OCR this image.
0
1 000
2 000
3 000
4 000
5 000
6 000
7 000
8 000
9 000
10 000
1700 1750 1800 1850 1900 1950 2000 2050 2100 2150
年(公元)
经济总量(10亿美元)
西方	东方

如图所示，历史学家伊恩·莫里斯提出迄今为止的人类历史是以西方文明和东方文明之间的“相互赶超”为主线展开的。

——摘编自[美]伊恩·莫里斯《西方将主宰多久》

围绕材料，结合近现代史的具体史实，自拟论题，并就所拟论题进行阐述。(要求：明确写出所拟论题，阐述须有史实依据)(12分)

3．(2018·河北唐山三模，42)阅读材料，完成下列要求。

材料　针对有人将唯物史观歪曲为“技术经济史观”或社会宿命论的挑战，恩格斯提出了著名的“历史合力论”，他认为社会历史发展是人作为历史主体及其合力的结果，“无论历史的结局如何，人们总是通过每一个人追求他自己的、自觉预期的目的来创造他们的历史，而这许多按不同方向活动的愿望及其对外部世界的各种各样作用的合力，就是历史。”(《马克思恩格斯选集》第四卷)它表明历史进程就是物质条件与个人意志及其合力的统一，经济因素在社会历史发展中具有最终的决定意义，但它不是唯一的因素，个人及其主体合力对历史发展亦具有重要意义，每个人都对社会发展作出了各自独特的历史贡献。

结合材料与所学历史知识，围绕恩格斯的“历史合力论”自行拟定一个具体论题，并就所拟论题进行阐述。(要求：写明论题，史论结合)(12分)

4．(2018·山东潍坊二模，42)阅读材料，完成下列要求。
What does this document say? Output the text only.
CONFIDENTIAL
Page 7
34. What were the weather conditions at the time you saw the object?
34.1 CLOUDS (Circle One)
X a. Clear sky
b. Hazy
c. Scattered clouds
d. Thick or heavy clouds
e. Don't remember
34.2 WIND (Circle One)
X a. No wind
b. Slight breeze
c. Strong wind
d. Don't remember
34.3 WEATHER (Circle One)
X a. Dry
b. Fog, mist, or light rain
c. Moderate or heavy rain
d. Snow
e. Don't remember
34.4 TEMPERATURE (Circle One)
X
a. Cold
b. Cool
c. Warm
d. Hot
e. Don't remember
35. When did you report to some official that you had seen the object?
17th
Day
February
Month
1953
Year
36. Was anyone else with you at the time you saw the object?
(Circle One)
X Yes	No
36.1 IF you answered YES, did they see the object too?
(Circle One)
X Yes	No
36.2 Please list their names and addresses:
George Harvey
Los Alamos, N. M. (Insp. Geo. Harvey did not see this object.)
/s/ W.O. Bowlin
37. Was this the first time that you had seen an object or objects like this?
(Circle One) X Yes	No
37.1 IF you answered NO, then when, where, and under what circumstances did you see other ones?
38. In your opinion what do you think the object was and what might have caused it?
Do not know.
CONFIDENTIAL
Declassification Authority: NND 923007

(Given instruction)
Your task is to reproduce all of the records exactly.

(Solution to the problem)
OCR this image.
0
1 000
2 000
3 000
4 000
5 000
6 000
7 000
8 000
9 000
10 000
1700 1750 1800 1850 1900 1950 2000 2050 2100 2150
年(公元)
经济总量(10亿美元)
西方	东方

如图所示，历史学家伊恩·莫里斯提出迄今为止的人类历史是以西方文明和东方文明之间的“相互赶超”为主线展开的。

——摘编自[美]伊恩·莫里斯《西方将主宰多久》

围绕材料，结合近现代史的具体史实，自拟论题，并就所拟论题进行阐述。(要求：明确写出所拟论题，阐述须有史实依据)(12分)

3．(2018·河北唐山三模，42)阅读材料，完成下列要求。

材料　针对有人将唯物史观歪曲为“技术经济史观”或社会宿命论的挑战，恩格斯提出了著名的“历史合力论”，他认为社会历史发展是人作为历史主体及其合力的结果，“无论历史的结局如何，人们总是通过每一个人追求他自己的、自觉预期的目的来创造他们的历史，而这许多按不同方向活动的愿望及其对外部世界的各种各样作用的合力，就是历史。”(《马克思恩格斯选集》第四卷)它表明历史进程就是物质条件与个人意志及其合力的统一，经济因素在社会历史发展中具有最终的决定意义，但它不是唯一的因素，个人及其主体合力对历史发展亦具有重要意义，每个人都对社会发展作出了各自独特的历史贡献。

结合材料与所学历史知识，围绕恩格斯的“历史合力论”自行拟定一个具体论题，并就所拟论题进行阐述。(要求：写明论题，史论结合)(12分)

4．(2018·山东潍坊二模，42)阅读材料，完成下列要求。
What does this document say? Output the text only.
CONFIDENTIAL
Page 7
34. What were the weather conditions at the time you saw the object?
34.1 CLOUDS (Circle One)
X a. Clear sky
b. Hazy
c. Scattered clouds
d. Thick or heavy clouds
e. Don't remember
34.2 WIND (Circle One)
X a. No wind
b. Slight breeze
c. Strong wind
d. Don't remember
34.3 WEATHER (Circle One)
X a. Dry
b. Fog, mist, or light rain
c. Moderate or heavy rain
d. Snow
e. Don't remember
34.4 TEMPERATURE (Circle One)
X
a. Cold
b. Cool
c. Warm
d. Hot
e. Don't remember
35. When did you report to some official that you had seen the object?
17th
Day
February
Month
1953
Year
36. Was anyone else with you at the time you saw the object?
(Circle One)
X Yes	No
36.1 IF you answered YES, did they see the object too?
(Circle One)
X Yes	No
36.2 Please list their names and addresses:
George Harvey
Los Alamos, N. M. (Insp. Geo. Harvey did not see this object.)
/s/ W.O. Bowlin
37. Was this the first time that you had seen an object or objects like this?
(Circle One) X Yes	No
37.1 IF you answered NO, then when, where, and under what circumstances did you see other ones?
38. In your opinion what do you think the object was and what might have caused it?
Do not know.
CONFIDENTIAL
Declassification Authority: NND 923007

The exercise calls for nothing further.